### To-do list:
1. Decide whether each statement below agrees with the triangle congruence solution. For each, answer yes or no and quote the deciding words exactly. (a) The solution states that corresponding parts of congruent triangles are congruent. (b) The solution concludes that y equals 63 degrees. (c) The congruence criterion used is Angle-Side-Angle.
2. In the triangle congruence solution, what value is found for x?
3. Print the triangle congruence solution from "In $\triangle A" to "triangles are congruent.".

Given: In the figure $\mathrm{AB}=\mathrm{DB}, \mathrm{AC}=\mathrm{DC}, \angle \mathrm{ABD}=58^{\circ}, \angle \mathrm{DBC}=(2 \mathrm{x}-4)^{\circ}, \angle \mathrm{ACB}=(\mathrm{y}+15)^{\circ}$ and $\angle \mathrm{DCB}=63^{\circ}$
We need to find the values of $x$ and $y$.
In $\triangle A B C$ and $\triangle D B C$
$\mathrm{AB}=\mathrm{DB} \ldots[$ Given $]$
$\mathrm{AC}=\mathrm{DC} \ldots[$ Given $]$
$\mathrm{BC}=\mathrm{BC} \ldots[$ common $]$
$\therefore$ By Side$-$SIde$-$Side criterion of congruence, we have,
$\triangle \mathrm{ABC} \cong \triangle \mathrm{DBC}$
The corresponding parts of the congruent triangles are congruent.
$\therefore \angle \mathrm{ABC}=\mathrm{DCB} \ldots[\text { c. p. c.t }]$
$ \Rightarrow \mathrm{y}^{\circ}+15^{\circ}=63^{\circ}$
$ \Rightarrow \mathrm{y}^{\circ}=63^{\circ}-15^{\circ}$
$ \Rightarrow \mathrm{y}^{\circ}=48^{\circ}$
and $\angle \mathrm{ABC}=\angle \mathrm{DBC}\dots... [c.p.c.t ]$
But, $\angle \mathrm{DBC}=(2 \mathrm{x}-4)^{\circ}$
We have $\angle \mathrm{ABC}+\angle \mathrm{DBC}=\angle \mathrm{ABD}$
$\Rightarrow(2 x-4)^{\circ}+(2 x-4)^{\circ}=58^{\circ}$
$ \Rightarrow 4 x-8^{\circ}=58^{\circ}$
$ \Rightarrow 4 x=58^{\circ}+8^{\circ}$
$ \Rightarrow 4 x=66^{\circ}$
$ \Rightarrow x=66^{\circ} /(4)^{\prime}$
$ \Rightarrow x=16.5^{\circ}$
Thus the values of $x$ and $y$ are :
$x=16.5^{\circ}$ and $y=48^{\circ}$

### Extracted entries:

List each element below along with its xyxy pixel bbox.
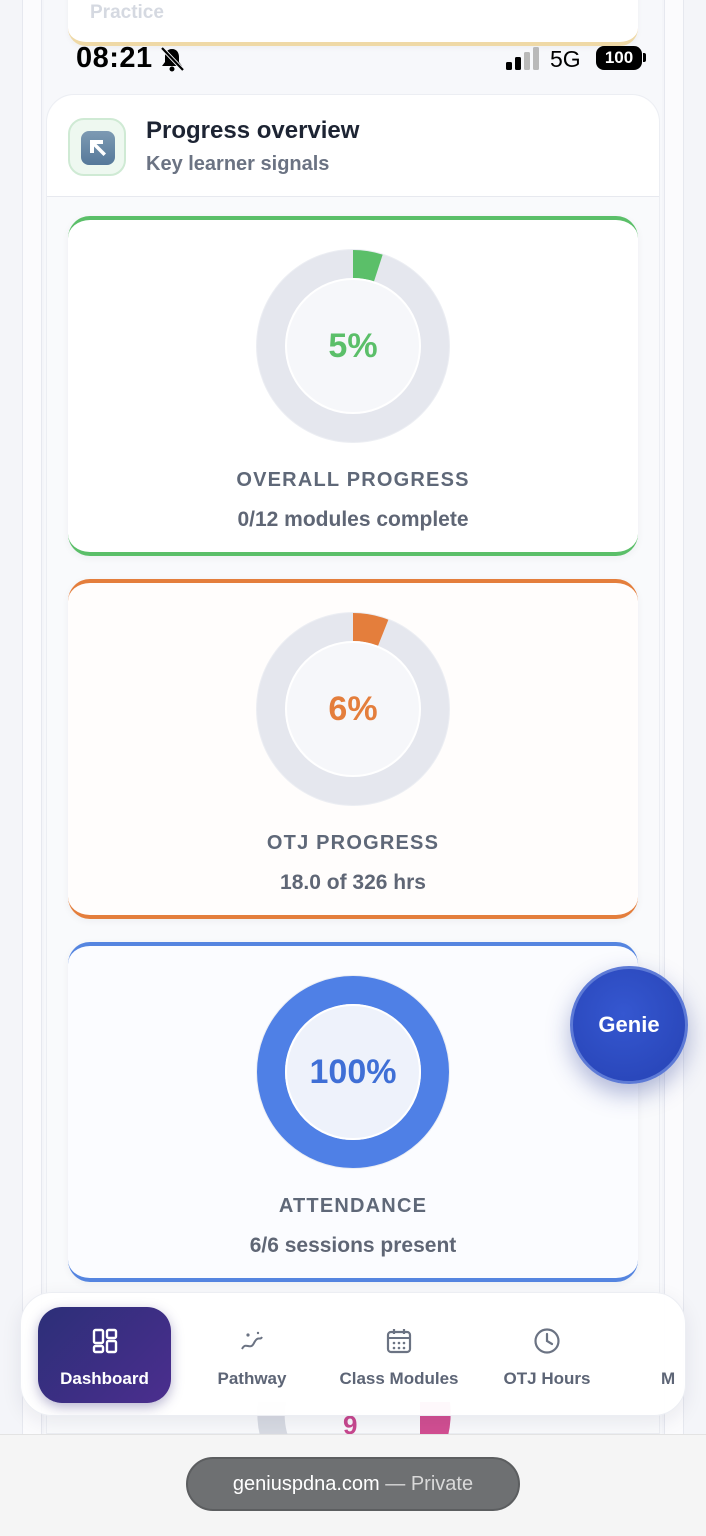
pathway-icon [238, 1327, 266, 1355]
address-domain: geniuspdna.com [232, 1473, 380, 1495]
overall-progress-card[interactable]: 5% OVERALL PROGRESS 0/12 modules complet… [68, 216, 638, 556]
status-time: 08:21 [76, 42, 153, 74]
nav-label-pathway: Pathway [217, 1369, 287, 1388]
status-bar: 08:21 5G 100 [46, 40, 660, 74]
address-separator: — [379, 1473, 411, 1495]
attendance-card[interactable]: 100% ATTENDANCE 6/6 sessions present [68, 942, 638, 1282]
attendance-label: ATTENDANCE [278, 1195, 428, 1217]
bell-off-icon [158, 46, 186, 72]
overview-subtitle: Key learner signals [146, 153, 330, 175]
overview-title: Progress overview [146, 117, 360, 144]
network-label: 5G [550, 46, 581, 72]
clock-icon [533, 1327, 561, 1355]
otj-progress-label: OTJ PROGRESS [266, 832, 440, 854]
battery-indicator: 100 [596, 46, 642, 70]
browser-toolbar: geniuspdna.com — Private [0, 1434, 706, 1536]
overall-progress-detail: 0/12 modules complete [237, 508, 469, 531]
nav-label-otj-hours: OTJ Hours [503, 1369, 591, 1388]
bottom-navigation: Dashboard Pathway Class Modules OTJ Hour… [20, 1292, 686, 1416]
signal-icon [506, 46, 542, 70]
nav-item-otj-hours[interactable]: OTJ Hours [491, 1307, 603, 1403]
dashboard-icon [91, 1327, 119, 1355]
nav-item-more[interactable]: M [661, 1307, 685, 1403]
overview-header: Progress overview Key learner signals [47, 95, 659, 197]
address-bar[interactable]: geniuspdna.com — Private [186, 1457, 520, 1511]
otj-progress-detail: 18.0 of 326 hrs [280, 871, 426, 894]
nav-item-class-modules[interactable]: Class Modules [331, 1307, 467, 1403]
arrow-up-left-icon [81, 131, 115, 165]
nav-item-dashboard[interactable]: Dashboard [38, 1307, 171, 1403]
genie-button[interactable]: Genie [570, 966, 688, 1084]
attendance-value: 100% [309, 1053, 397, 1091]
nav-item-pathway[interactable]: Pathway [199, 1307, 305, 1403]
address-private-label: Private [410, 1473, 474, 1495]
battery-tip [643, 53, 646, 62]
nav-label-more: M [661, 1369, 676, 1388]
calendar-icon [385, 1327, 413, 1355]
overall-progress-label: OVERALL PROGRESS [236, 469, 470, 491]
left-rail [22, 0, 42, 1434]
nav-label-class-modules: Class Modules [339, 1369, 459, 1388]
previous-card-label: Practice [90, 2, 164, 23]
nav-label-dashboard: Dashboard [60, 1369, 149, 1388]
otj-progress-value: 6% [328, 690, 378, 728]
overall-progress-value: 5% [328, 327, 378, 365]
otj-progress-card[interactable]: 6% OTJ PROGRESS 18.0 of 326 hrs [68, 579, 638, 919]
overview-icon-badge [68, 118, 126, 176]
right-rail [664, 0, 684, 1434]
attendance-detail: 6/6 sessions present [249, 1234, 457, 1257]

### Worked solutions:
1.
(a) Yes: "The corresponding parts of the congruent triangles are congruent."
(b) No: "$x=16.5^{\circ}$ and $y=48^{\circ}$"
(c) No: "By Side$-$SIde$-$Side criterion of congruence"

2. x = 16.5°

3.
In $\triangle A B C$ and $\triangle D B C$
$\mathrm{AB}=\mathrm{DB} \ldots[$ Given $]$
$\mathrm{AC}=\mathrm{DC} \ldots[$ Given $]$
$\mathrm{BC}=\mathrm{BC} \ldots[$ common $]$
$\therefore$ By Side$-$SIde$-$Side criterion of congruence, we have,
$\triangle \mathrm{ABC} \cong \triangle \mathrm{DBC}$
The corresponding parts of the congruent triangles are congruent.